§ **Exercise goal**
Repeat each record exactly as written, and drop any images.

▬▬▬▬▬▬▬▬▬▬

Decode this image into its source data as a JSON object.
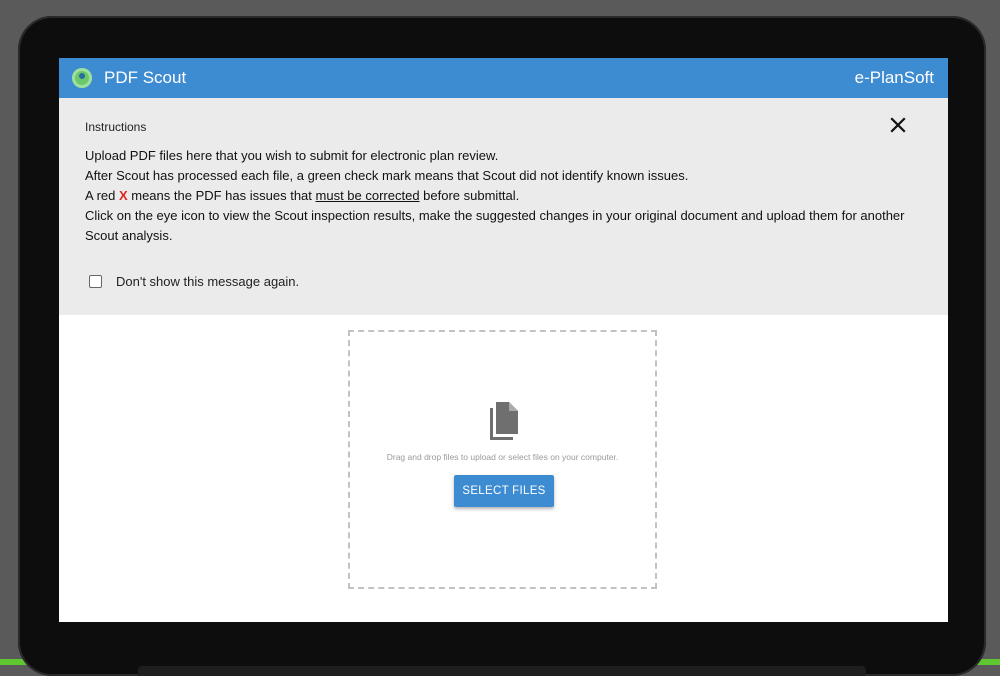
{
  "app": {
    "title": "PDF Scout",
    "brand": "e-PlanSoft",
    "accent_color": "#3d8bd1"
  },
  "instructions": {
    "heading": "Instructions",
    "close_icon": "close-icon",
    "line1": "Upload PDF files here that you wish to submit for electronic plan review.",
    "line2": "After Scout has processed each file, a green check mark means that Scout did not identify known issues.",
    "line3_before": "A red ",
    "line3_x": "X",
    "line3_middle": " means the PDF has issues that ",
    "line3_underlined": "must be corrected",
    "line3_after": " before submittal.",
    "line4": "Click on the eye icon to view the Scout inspection results, make the suggested changes in your original document and upload them for another Scout analysis.",
    "dont_show_label": "Don't show this message again.",
    "dont_show_checked": false
  },
  "upload": {
    "file_icon": "file-copy-icon",
    "drop_text": "Drag and drop files to upload or select files on your computer.",
    "select_label": "SELECT FILES"
  }
}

▬▬▬▬▬▬▬▬▬▬

§ **Answer for the task**
Decode this image into its source data as a JSON object.
{
  "app": {
    "title": "PDF Scout",
    "brand": "e-PlanSoft",
    "accent_color": "#3d8bd1"
  },
  "instructions": {
    "heading": "Instructions",
    "close_icon": "close-icon",
    "line1": "Upload PDF files here that you wish to submit for electronic plan review.",
    "line2": "After Scout has processed each file, a green check mark means that Scout did not identify known issues.",
    "line3_before": "A red ",
    "line3_x": "X",
    "line3_middle": " means the PDF has issues that ",
    "line3_underlined": "must be corrected",
    "line3_after": " before submittal.",
    "line4": "Click on the eye icon to view the Scout inspection results, make the suggested changes in your original document and upload them for another Scout analysis.",
    "dont_show_label": "Don't show this message again.",
    "dont_show_checked": false
  },
  "upload": {
    "file_icon": "file-copy-icon",
    "drop_text": "Drag and drop files to upload or select files on your computer.",
    "select_label": "SELECT FILES"
  }
}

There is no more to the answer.